= Dataset excerpt =

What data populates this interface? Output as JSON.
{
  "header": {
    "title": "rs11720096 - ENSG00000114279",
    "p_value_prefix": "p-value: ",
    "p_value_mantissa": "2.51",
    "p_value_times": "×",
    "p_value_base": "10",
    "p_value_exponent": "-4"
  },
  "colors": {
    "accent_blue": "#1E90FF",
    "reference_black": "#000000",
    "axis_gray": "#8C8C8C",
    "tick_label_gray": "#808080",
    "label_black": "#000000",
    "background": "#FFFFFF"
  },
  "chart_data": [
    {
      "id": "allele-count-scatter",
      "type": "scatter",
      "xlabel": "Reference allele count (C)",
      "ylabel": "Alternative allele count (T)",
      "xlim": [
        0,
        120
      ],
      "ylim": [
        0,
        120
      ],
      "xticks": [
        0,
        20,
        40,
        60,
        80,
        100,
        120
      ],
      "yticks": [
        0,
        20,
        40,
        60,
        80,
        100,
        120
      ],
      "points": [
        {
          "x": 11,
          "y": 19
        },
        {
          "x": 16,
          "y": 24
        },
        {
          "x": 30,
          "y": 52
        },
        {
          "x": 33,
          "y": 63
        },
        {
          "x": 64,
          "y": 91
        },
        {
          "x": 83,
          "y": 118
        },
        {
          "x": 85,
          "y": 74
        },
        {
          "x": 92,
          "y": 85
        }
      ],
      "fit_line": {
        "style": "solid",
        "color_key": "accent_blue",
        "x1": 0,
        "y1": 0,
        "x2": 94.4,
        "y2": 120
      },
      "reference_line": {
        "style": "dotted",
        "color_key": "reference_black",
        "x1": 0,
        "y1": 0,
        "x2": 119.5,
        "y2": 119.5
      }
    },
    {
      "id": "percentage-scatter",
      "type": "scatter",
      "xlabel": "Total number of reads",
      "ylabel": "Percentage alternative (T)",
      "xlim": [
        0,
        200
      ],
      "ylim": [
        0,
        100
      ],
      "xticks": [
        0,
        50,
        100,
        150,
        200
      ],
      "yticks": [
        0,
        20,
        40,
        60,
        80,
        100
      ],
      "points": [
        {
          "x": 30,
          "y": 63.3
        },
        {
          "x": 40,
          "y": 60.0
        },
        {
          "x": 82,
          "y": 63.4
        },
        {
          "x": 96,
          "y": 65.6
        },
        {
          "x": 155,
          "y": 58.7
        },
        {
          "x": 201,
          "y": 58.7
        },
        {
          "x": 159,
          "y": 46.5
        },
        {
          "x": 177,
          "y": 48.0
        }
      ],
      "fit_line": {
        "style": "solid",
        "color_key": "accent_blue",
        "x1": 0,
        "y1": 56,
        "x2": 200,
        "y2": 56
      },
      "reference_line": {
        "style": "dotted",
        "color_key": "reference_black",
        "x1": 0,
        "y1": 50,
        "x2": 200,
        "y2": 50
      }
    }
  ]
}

= Exercise objective =
Go through the data and return every record exactly.

= Result below =
What data populates this interface? Output as JSON.
{
  "header": {
    "title": "rs11720096 - ENSG00000114279",
    "p_value_prefix": "p-value: ",
    "p_value_mantissa": "2.51",
    "p_value_times": "×",
    "p_value_base": "10",
    "p_value_exponent": "-4"
  },
  "colors": {
    "accent_blue": "#1E90FF",
    "reference_black": "#000000",
    "axis_gray": "#8C8C8C",
    "tick_label_gray": "#808080",
    "label_black": "#000000",
    "background": "#FFFFFF"
  },
  "chart_data": [
    {
      "id": "allele-count-scatter",
      "type": "scatter",
      "xlabel": "Reference allele count (C)",
      "ylabel": "Alternative allele count (T)",
      "xlim": [
        0,
        120
      ],
      "ylim": [
        0,
        120
      ],
      "xticks": [
        0,
        20,
        40,
        60,
        80,
        100,
        120
      ],
      "yticks": [
        0,
        20,
        40,
        60,
        80,
        100,
        120
      ],
      "points": [
        {
          "x": 11,
          "y": 19
        },
        {
          "x": 16,
          "y": 24
        },
        {
          "x": 30,
          "y": 52
        },
        {
          "x": 33,
          "y": 63
        },
        {
          "x": 64,
          "y": 91
        },
        {
          "x": 83,
          "y": 118
        },
        {
          "x": 85,
          "y": 74
        },
        {
          "x": 92,
          "y": 85
        }
      ],
      "fit_line": {
        "style": "solid",
        "color_key": "accent_blue",
        "x1": 0,
        "y1": 0,
        "x2": 94.4,
        "y2": 120
      },
      "reference_line": {
        "style": "dotted",
        "color_key": "reference_black",
        "x1": 0,
        "y1": 0,
        "x2": 119.5,
        "y2": 119.5
      }
    },
    {
      "id": "percentage-scatter",
      "type": "scatter",
      "xlabel": "Total number of reads",
      "ylabel": "Percentage alternative (T)",
      "xlim": [
        0,
        200
      ],
      "ylim": [
        0,
        100
      ],
      "xticks": [
        0,
        50,
        100,
        150,
        200
      ],
      "yticks": [
        0,
        20,
        40,
        60,
        80,
        100
      ],
      "points": [
        {
          "x": 30,
          "y": 63.3
        },
        {
          "x": 40,
          "y": 60.0
        },
        {
          "x": 82,
          "y": 63.4
        },
        {
          "x": 96,
          "y": 65.6
        },
        {
          "x": 155,
          "y": 58.7
        },
        {
          "x": 201,
          "y": 58.7
        },
        {
          "x": 159,
          "y": 46.5
        },
        {
          "x": 177,
          "y": 48.0
        }
      ],
      "fit_line": {
        "style": "solid",
        "color_key": "accent_blue",
        "x1": 0,
        "y1": 56,
        "x2": 200,
        "y2": 56
      },
      "reference_line": {
        "style": "dotted",
        "color_key": "reference_black",
        "x1": 0,
        "y1": 50,
        "x2": 200,
        "y2": 50
      }
    }
  ]
}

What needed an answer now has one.